Your goal: Repeat each record exactly as written, and drop any images.
# START OF Supplied records
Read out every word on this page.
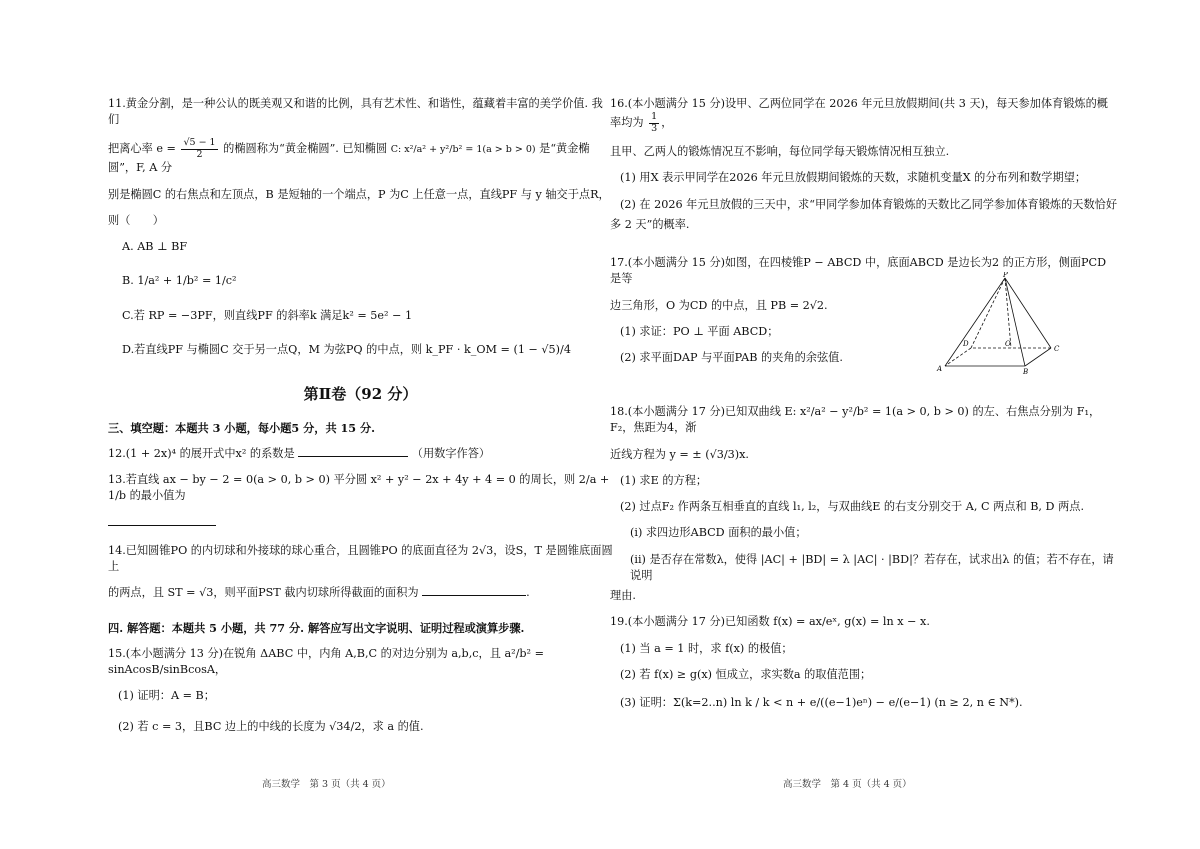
11.黄金分割，是一种公认的既美观又和谐的比例，具有艺术性、和谐性，蕴藏着丰富的美学价值. 我们
把离心率 $e = \frac{√5 - 1}{2}$ 的椭圆称为“黄金椭圆”. 已知椭圆 C: x²/a² + y²/b² = 1(a > b > 0) 是“黄金椭圆”，F, A 分
别是椭圆C 的右焦点和左顶点，B 是短轴的一个端点，P 为C 上任意一点，直线PF 与 y 轴交于点R，
则（　　）
A. AB ⊥ BF
B. 1/a² + 1/b² = 1/c²
C.若 RP = −3PF，则直线PF 的斜率k 满足k² = 5e² − 1
D.若直线PF 与椭圆C 交于另一点Q，M 为弦PQ 的中点，则 k_PF · k_OM = (1 − √5)/4
第Ⅱ卷（92 分）
三、填空题：本题共 3 小题，每小题5 分，共 15 分.
12.(1 + 2x)⁴ 的展开式中x² 的系数是	（用数字作答）
13.若直线 ax − by − 2 = 0(a > 0, b > 0) 平分圆 x² + y² − 2x + 4y + 4 = 0 的周长，则 2/a + 1/b 的最小值为
14.已知圆锥PO 的内切球和外接球的球心重合，且圆锥PO 的底面直径为 2√3，设S，T 是圆锥底面圆上
的两点，且 ST = √3，则平面PST 截内切球所得截面的面积为	.
四. 解答题：本题共 5 小题，共 77 分. 解答应写出文字说明、证明过程或演算步骤.
15.(本小题满分 13 分)在锐角 ΔABC 中，内角 A,B,C 的对边分别为 a,b,c，且 a²/b² = sinAcosB/sinBcosA，
(1) 证明：A = B；
(2) 若 c = 3，且BC 边上的中线的长度为 √34/2，求 a 的值.
高三数学　第 3 页（共 4 页）
16.(本小题满分 15 分)设甲、乙两位同学在 2026 年元旦放假期间(共 3 天)，每天参加体育锻炼的概率均为 $\frac{1}{3}$ ，
且甲、乙两人的锻炼情况互不影响，每位同学每天锻炼情况相互独立.
(1) 用X 表示甲同学在2026 年元旦放假期间锻炼的天数，求随机变量X 的分布列和数学期望；
(2) 在 2026 年元旦放假的三天中，求“甲同学参加体育锻炼的天数比乙同学参加体育锻炼的天数恰好
多 2 天”的概率.
17.(本小题满分 15 分)如图，在四棱锥P − ABCD 中，底面ABCD 是边长为2 的正方形，侧面PCD 是等
边三角形，O 为CD 的中点，且 PB = 2√2.
(1) 求证：PO ⊥ 平面 ABCD；
(2) 求平面DAP 与平面PAB 的夹角的余弦值.
18.(本小题满分 17 分)已知双曲线 E: x²/a² − y²/b² = 1(a > 0, b > 0) 的左、右焦点分别为 F₁，F₂，焦距为4，渐
近线方程为 y = ± (√3/3)x.
(1) 求E 的方程；
(2) 过点F₂ 作两条互相垂直的直线 l₁, l₂，与双曲线E 的右支分别交于 A, C 两点和 B, D 两点.
(i) 求四边形ABCD 面积的最小值；
(ii) 是否存在常数λ，使得 |AC| + |BD| = λ |AC| · |BD|？若存在，试求出λ 的值；若不存在，请说明
理由.
19.(本小题满分 17 分)已知函数 f(x) = ax/eˣ, g(x) = ln x − x.
(1) 当 a = 1 时，求 f(x) 的极值；
(2) 若 f(x) ≥ g(x) 恒成立，求实数a 的取值范围；
(3) 证明：Σ(k=2..n) ln k / k < n + e/((e−1)eⁿ) − e/(e−1) (n ≥ 2, n ∈ N*).
P
A	B
C
D	O
高三数学　第 4 页（共 4 页）
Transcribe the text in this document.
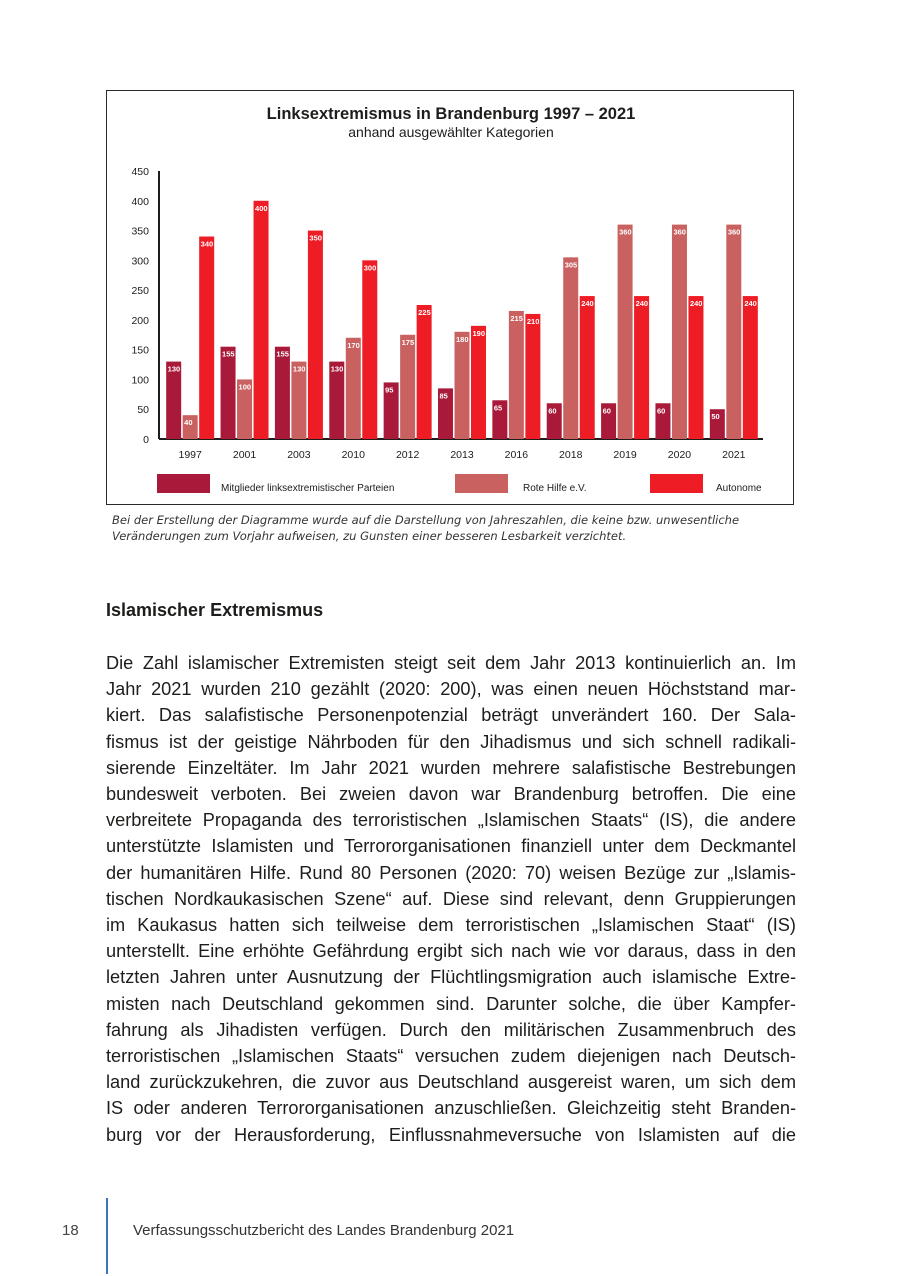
Linksextremismus in Brandenburg 1997 – 2021
anhand ausgewählter Kategorien
0
50
100
150
200
250
300
350
400
450
1997	2001	2003	2010	2012	2013	2016	2018	2019	2020	2021
130
40
340
155
100
400
155
130
350
130
170
300
95
175
225
85
180
190
65
215 210
60
305
240
60
360
240
60
360
240
50
360
240
Mitglieder linksextremistischer Parteien	Rote Hilfe e.V.	Autonome
Bei der Erstellung der Diagramme wurde auf die Darstellung von Jahreszahlen, die keine bzw. unwesentliche
Veränderungen zum Vorjahr aufweisen, zu Gunsten einer besseren Lesbarkeit verzichtet.
Islamischer Extremismus

Die Zahl islamischer Extremisten steigt seit dem Jahr 2013 kontinuierlich an. Im
Jahr 2021 wurden 210 gezählt (2020: 200), was einen neuen Höchststand mar-
kiert. Das salafistische Personenpotenzial beträgt unverändert 160. Der Sala-
fismus ist der geistige Nährboden für den Jihadismus und sich schnell radikali-
sierende Einzeltäter. Im Jahr 2021 wurden mehrere salafistische Bestrebungen
bundesweit verboten. Bei zweien davon war Brandenburg betroffen. Die eine
verbreitete Propaganda des terroristischen „Islamischen Staats“ (IS), die andere
unterstützte Islamisten und Terrororganisationen finanziell unter dem Deckmantel
der humanitären Hilfe. Rund 80 Personen (2020: 70) weisen Bezüge zur „Islamis-
tischen Nordkaukasischen Szene“ auf. Diese sind relevant, denn Gruppierungen
im Kaukasus hatten sich teilweise dem terroristischen „Islamischen Staat“ (IS)
unterstellt. Eine erhöhte Gefährdung ergibt sich nach wie vor daraus, dass in den
letzten Jahren unter Ausnutzung der Flüchtlingsmigration auch islamische Extre-
misten nach Deutschland gekommen sind. Darunter solche, die über Kampfer-
fahrung als Jihadisten verfügen. Durch den militärischen Zusammenbruch des
terroristischen „Islamischen Staats“ versuchen zudem diejenigen nach Deutsch-
land zurückzukehren, die zuvor aus Deutschland ausgereist waren, um sich dem
IS oder anderen Terrororganisationen anzuschließen. Gleichzeitig steht Branden-
burg vor der Herausforderung, Einflussnahmeversuche von Islamisten auf die

18	Verfassungsschutzbericht des Landes Brandenburg 2021
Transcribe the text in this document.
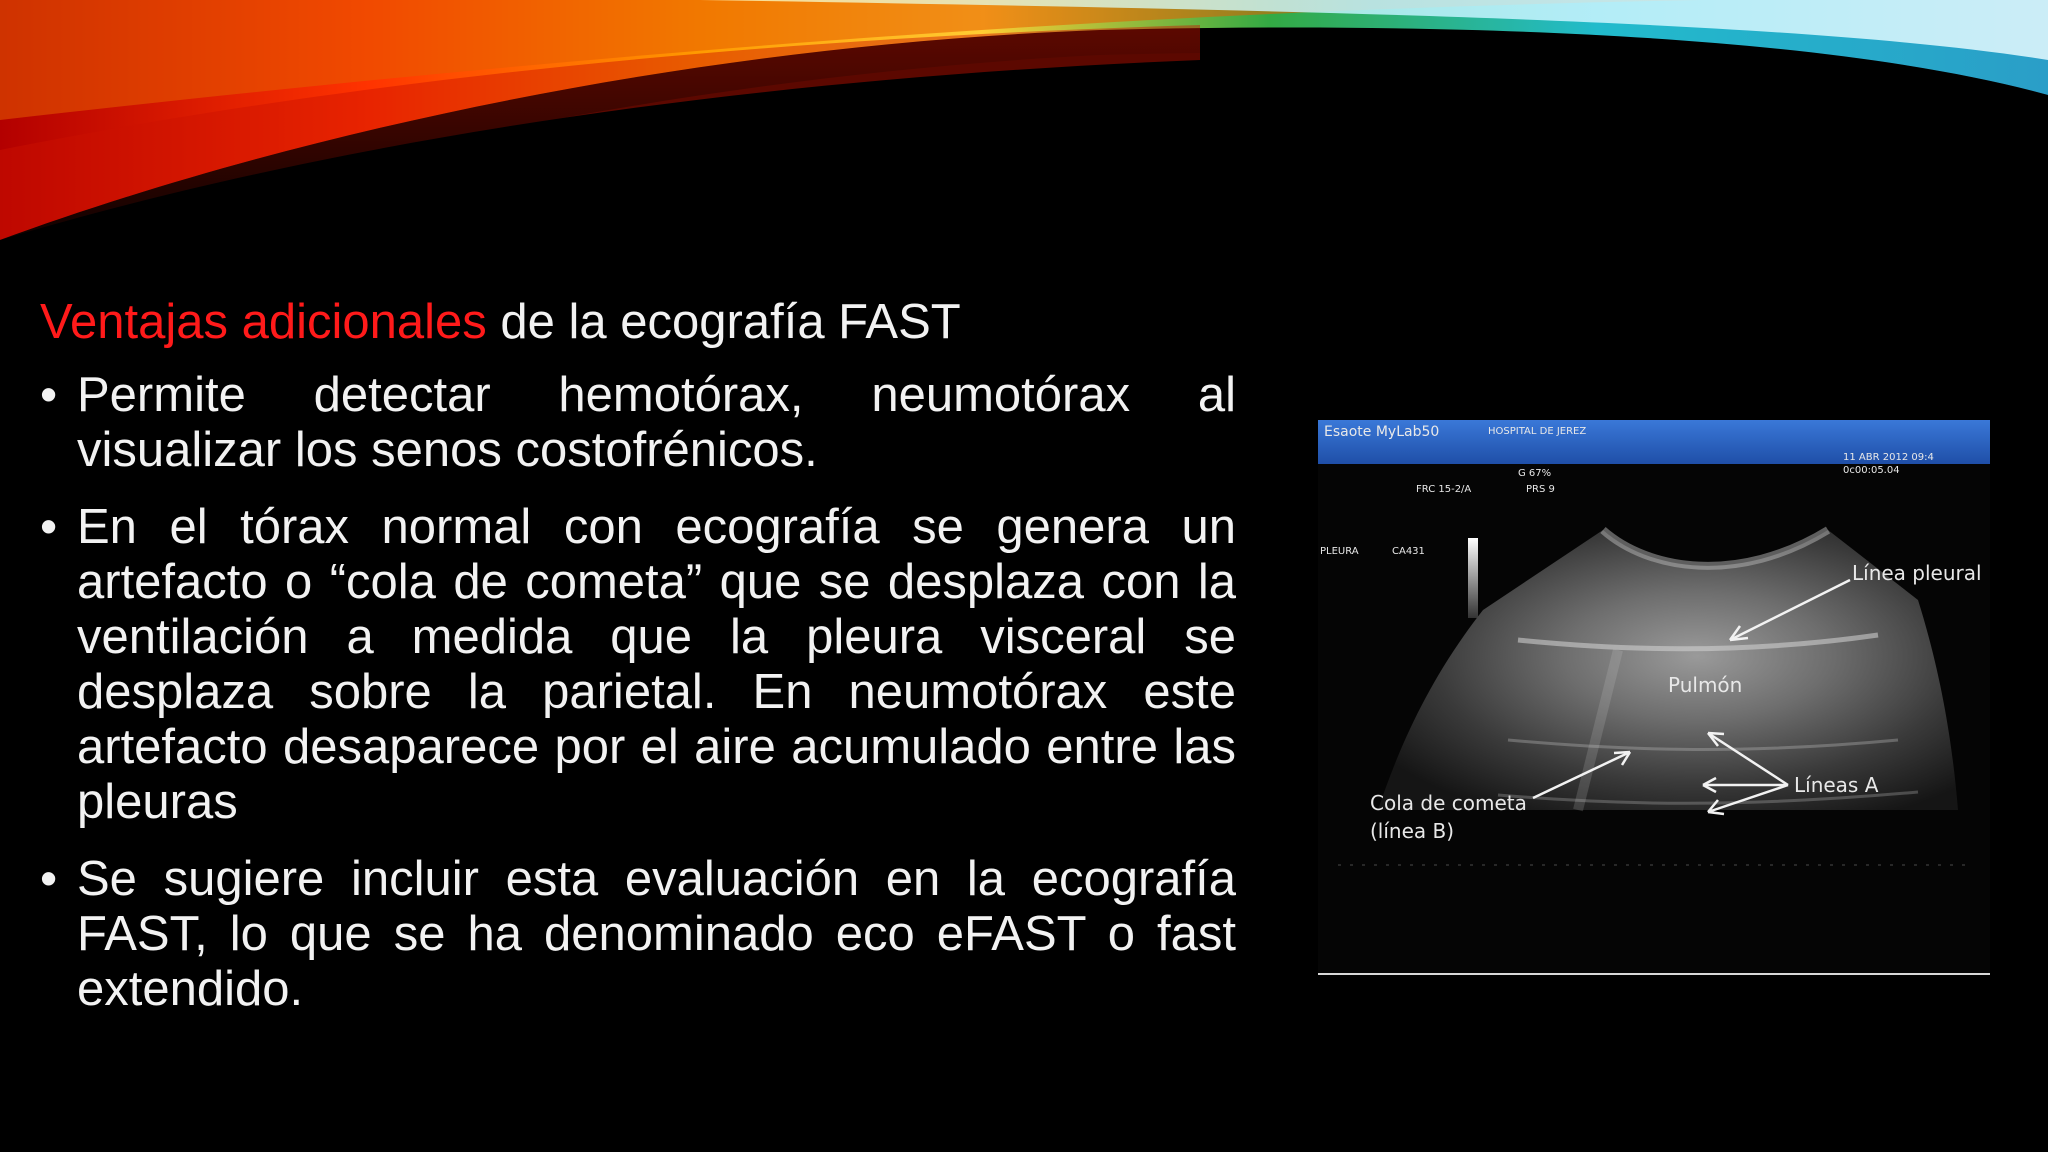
Ventajas adicionales de la ecografía FAST
• Permite detectar hemotórax, neumotórax al visualizar los senos costofrénicos.
• En el tórax normal con ecografía se genera un artefacto o “cola de cometa” que se desplaza con la ventilación a medida que la pleura visceral se desplaza sobre la parietal. En neumotórax este artefacto desaparece por el aire acumulado entre las pleuras
• Se sugiere incluir esta evaluación en la ecografía FAST, lo que se ha denominado eco eFAST o fast extendido.
Esaote MyLab50	HOSPITAL DE JEREZ
11 ABR 2012 09:4
0c00:05.04
FRC 15-2/A	PRS 9
G 67%
PLEURA	CA431
Línea pleural
Pulmón
Líneas A
Cola de cometa
(línea B)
# END OF Supplied records
Response:
Read out every word on this page.
11.黄金分割，是一种公认的既美观又和谐的比例，具有艺术性、和谐性，蕴藏着丰富的美学价值. 我们
把离心率 $e = \frac{√5 - 1}{2}$ 的椭圆称为“黄金椭圆”. 已知椭圆 C: x²/a² + y²/b² = 1(a > b > 0) 是“黄金椭圆”，F, A 分
别是椭圆C 的右焦点和左顶点，B 是短轴的一个端点，P 为C 上任意一点，直线PF 与 y 轴交于点R，
则（　　）
A. AB ⊥ BF
B. 1/a² + 1/b² = 1/c²
C.若 RP = −3PF，则直线PF 的斜率k 满足k² = 5e² − 1
D.若直线PF 与椭圆C 交于另一点Q，M 为弦PQ 的中点，则 k_PF · k_OM = (1 − √5)/4
第Ⅱ卷（92 分）
三、填空题：本题共 3 小题，每小题5 分，共 15 分.
12.(1 + 2x)⁴ 的展开式中x² 的系数是	（用数字作答）
13.若直线 ax − by − 2 = 0(a > 0, b > 0) 平分圆 x² + y² − 2x + 4y + 4 = 0 的周长，则 2/a + 1/b 的最小值为
14.已知圆锥PO 的内切球和外接球的球心重合，且圆锥PO 的底面直径为 2√3，设S，T 是圆锥底面圆上
的两点，且 ST = √3，则平面PST 截内切球所得截面的面积为	.
四. 解答题：本题共 5 小题，共 77 分. 解答应写出文字说明、证明过程或演算步骤.
15.(本小题满分 13 分)在锐角 ΔABC 中，内角 A,B,C 的对边分别为 a,b,c，且 a²/b² = sinAcosB/sinBcosA，
(1) 证明：A = B；
(2) 若 c = 3，且BC 边上的中线的长度为 √34/2，求 a 的值.
高三数学　第 3 页（共 4 页）
16.(本小题满分 15 分)设甲、乙两位同学在 2026 年元旦放假期间(共 3 天)，每天参加体育锻炼的概率均为 $\frac{1}{3}$ ，
且甲、乙两人的锻炼情况互不影响，每位同学每天锻炼情况相互独立.
(1) 用X 表示甲同学在2026 年元旦放假期间锻炼的天数，求随机变量X 的分布列和数学期望；
(2) 在 2026 年元旦放假的三天中，求“甲同学参加体育锻炼的天数比乙同学参加体育锻炼的天数恰好
多 2 天”的概率.
17.(本小题满分 15 分)如图，在四棱锥P − ABCD 中，底面ABCD 是边长为2 的正方形，侧面PCD 是等
边三角形，O 为CD 的中点，且 PB = 2√2.
(1) 求证：PO ⊥ 平面 ABCD；
(2) 求平面DAP 与平面PAB 的夹角的余弦值.
18.(本小题满分 17 分)已知双曲线 E: x²/a² − y²/b² = 1(a > 0, b > 0) 的左、右焦点分别为 F₁，F₂，焦距为4，渐
近线方程为 y = ± (√3/3)x.
(1) 求E 的方程；
(2) 过点F₂ 作两条互相垂直的直线 l₁, l₂，与双曲线E 的右支分别交于 A, C 两点和 B, D 两点.
(i) 求四边形ABCD 面积的最小值；
(ii) 是否存在常数λ，使得 |AC| + |BD| = λ |AC| · |BD|？若存在，试求出λ 的值；若不存在，请说明
理由.
19.(本小题满分 17 分)已知函数 f(x) = ax/eˣ, g(x) = ln x − x.
(1) 当 a = 1 时，求 f(x) 的极值；
(2) 若 f(x) ≥ g(x) 恒成立，求实数a 的取值范围；
(3) 证明：Σ(k=2..n) ln k / k < n + e/((e−1)eⁿ) − e/(e−1) (n ≥ 2, n ∈ N*).
P
A	B
C
D	O
高三数学　第 4 页（共 4 页）
Transcribe the text in this document.
Linksextremismus in Brandenburg 1997 – 2021
anhand ausgewählter Kategorien
0
50
100
150
200
250
300
350
400
450
1997	2001	2003	2010	2012	2013	2016	2018	2019	2020	2021
130
40
340
155
100
400
155
130
350
130
170
300
95
175
225
85
180
190
65
215 210
60
305
240
60
360
240
60
360
240
50
360
240
Mitglieder linksextremistischer Parteien	Rote Hilfe e.V.	Autonome
Bei der Erstellung der Diagramme wurde auf die Darstellung von Jahreszahlen, die keine bzw. unwesentliche
Veränderungen zum Vorjahr aufweisen, zu Gunsten einer besseren Lesbarkeit verzichtet.
Islamischer Extremismus

Die Zahl islamischer Extremisten steigt seit dem Jahr 2013 kontinuierlich an. Im
Jahr 2021 wurden 210 gezählt (2020: 200), was einen neuen Höchststand mar-
kiert. Das salafistische Personenpotenzial beträgt unverändert 160. Der Sala-
fismus ist der geistige Nährboden für den Jihadismus und sich schnell radikali-
sierende Einzeltäter. Im Jahr 2021 wurden mehrere salafistische Bestrebungen
bundesweit verboten. Bei zweien davon war Brandenburg betroffen. Die eine
verbreitete Propaganda des terroristischen „Islamischen Staats“ (IS), die andere
unterstützte Islamisten und Terrororganisationen finanziell unter dem Deckmantel
der humanitären Hilfe. Rund 80 Personen (2020: 70) weisen Bezüge zur „Islamis-
tischen Nordkaukasischen Szene“ auf. Diese sind relevant, denn Gruppierungen
im Kaukasus hatten sich teilweise dem terroristischen „Islamischen Staat“ (IS)
unterstellt. Eine erhöhte Gefährdung ergibt sich nach wie vor daraus, dass in den
letzten Jahren unter Ausnutzung der Flüchtlingsmigration auch islamische Extre-
misten nach Deutschland gekommen sind. Darunter solche, die über Kampfer-
fahrung als Jihadisten verfügen. Durch den militärischen Zusammenbruch des
terroristischen „Islamischen Staats“ versuchen zudem diejenigen nach Deutsch-
land zurückzukehren, die zuvor aus Deutschland ausgereist waren, um sich dem
IS oder anderen Terrororganisationen anzuschließen. Gleichzeitig steht Branden-
burg vor der Herausforderung, Einflussnahmeversuche von Islamisten auf die

18	Verfassungsschutzbericht des Landes Brandenburg 2021
Transcribe the text in this document.
Ventajas adicionales de la ecografía FAST
• Permite detectar hemotórax, neumotórax al visualizar los senos costofrénicos.
• En el tórax normal con ecografía se genera un artefacto o “cola de cometa” que se desplaza con la ventilación a medida que la pleura visceral se desplaza sobre la parietal. En neumotórax este artefacto desaparece por el aire acumulado entre las pleuras
• Se sugiere incluir esta evaluación en la ecografía FAST, lo que se ha denominado eco eFAST o fast extendido.
Esaote MyLab50	HOSPITAL DE JEREZ
11 ABR 2012 09:4
0c00:05.04
FRC 15-2/A	PRS 9
G 67%
PLEURA	CA431
Línea pleural
Pulmón
Líneas A
Cola de cometa
(línea B)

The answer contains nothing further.